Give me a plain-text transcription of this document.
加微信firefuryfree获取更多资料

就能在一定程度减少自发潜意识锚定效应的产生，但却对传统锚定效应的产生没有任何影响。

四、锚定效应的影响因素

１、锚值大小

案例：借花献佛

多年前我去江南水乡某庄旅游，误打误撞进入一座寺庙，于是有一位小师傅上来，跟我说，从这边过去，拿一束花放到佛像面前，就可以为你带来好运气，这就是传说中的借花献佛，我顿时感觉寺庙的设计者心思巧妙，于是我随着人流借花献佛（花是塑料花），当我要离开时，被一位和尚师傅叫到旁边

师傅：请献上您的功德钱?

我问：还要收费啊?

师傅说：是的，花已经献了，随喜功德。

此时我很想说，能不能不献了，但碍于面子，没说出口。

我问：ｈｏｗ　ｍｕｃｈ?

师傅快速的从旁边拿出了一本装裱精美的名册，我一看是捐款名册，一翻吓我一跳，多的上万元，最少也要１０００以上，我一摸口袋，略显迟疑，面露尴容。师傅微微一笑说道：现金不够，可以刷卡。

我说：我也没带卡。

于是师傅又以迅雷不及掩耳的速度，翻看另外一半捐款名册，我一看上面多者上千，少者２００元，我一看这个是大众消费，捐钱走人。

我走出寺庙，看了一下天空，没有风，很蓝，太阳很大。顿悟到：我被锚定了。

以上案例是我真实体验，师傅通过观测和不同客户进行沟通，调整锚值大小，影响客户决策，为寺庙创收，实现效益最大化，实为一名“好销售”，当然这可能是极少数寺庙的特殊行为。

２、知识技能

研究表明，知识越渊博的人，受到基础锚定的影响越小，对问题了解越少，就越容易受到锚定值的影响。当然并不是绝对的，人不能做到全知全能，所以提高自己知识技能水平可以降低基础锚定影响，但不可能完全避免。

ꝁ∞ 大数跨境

+---+

DIRECTIONS>
Write out the entire listing exactly.

EXERCISE RESULT>
Give me a plain-text transcription of this document.
加微信firefuryfree获取更多资料

就能在一定程度减少自发潜意识锚定效应的产生，但却对传统锚定效应的产生没有任何影响。

四、锚定效应的影响因素

１、锚值大小

案例：借花献佛

多年前我去江南水乡某庄旅游，误打误撞进入一座寺庙，于是有一位小师傅上来，跟我说，从这边过去，拿一束花放到佛像面前，就可以为你带来好运气，这就是传说中的借花献佛，我顿时感觉寺庙的设计者心思巧妙，于是我随着人流借花献佛（花是塑料花），当我要离开时，被一位和尚师傅叫到旁边

师傅：请献上您的功德钱?

我问：还要收费啊?

师傅说：是的，花已经献了，随喜功德。

此时我很想说，能不能不献了，但碍于面子，没说出口。

我问：ｈｏｗ　ｍｕｃｈ?

师傅快速的从旁边拿出了一本装裱精美的名册，我一看是捐款名册，一翻吓我一跳，多的上万元，最少也要１０００以上，我一摸口袋，略显迟疑，面露尴容。师傅微微一笑说道：现金不够，可以刷卡。

我说：我也没带卡。

于是师傅又以迅雷不及掩耳的速度，翻看另外一半捐款名册，我一看上面多者上千，少者２００元，我一看这个是大众消费，捐钱走人。

我走出寺庙，看了一下天空，没有风，很蓝，太阳很大。顿悟到：我被锚定了。

以上案例是我真实体验，师傅通过观测和不同客户进行沟通，调整锚值大小，影响客户决策，为寺庙创收，实现效益最大化，实为一名“好销售”，当然这可能是极少数寺庙的特殊行为。

２、知识技能

研究表明，知识越渊博的人，受到基础锚定的影响越小，对问题了解越少，就越容易受到锚定值的影响。当然并不是绝对的，人不能做到全知全能，所以提高自己知识技能水平可以降低基础锚定影响，但不可能完全避免。

ꝁ∞ 大数跨境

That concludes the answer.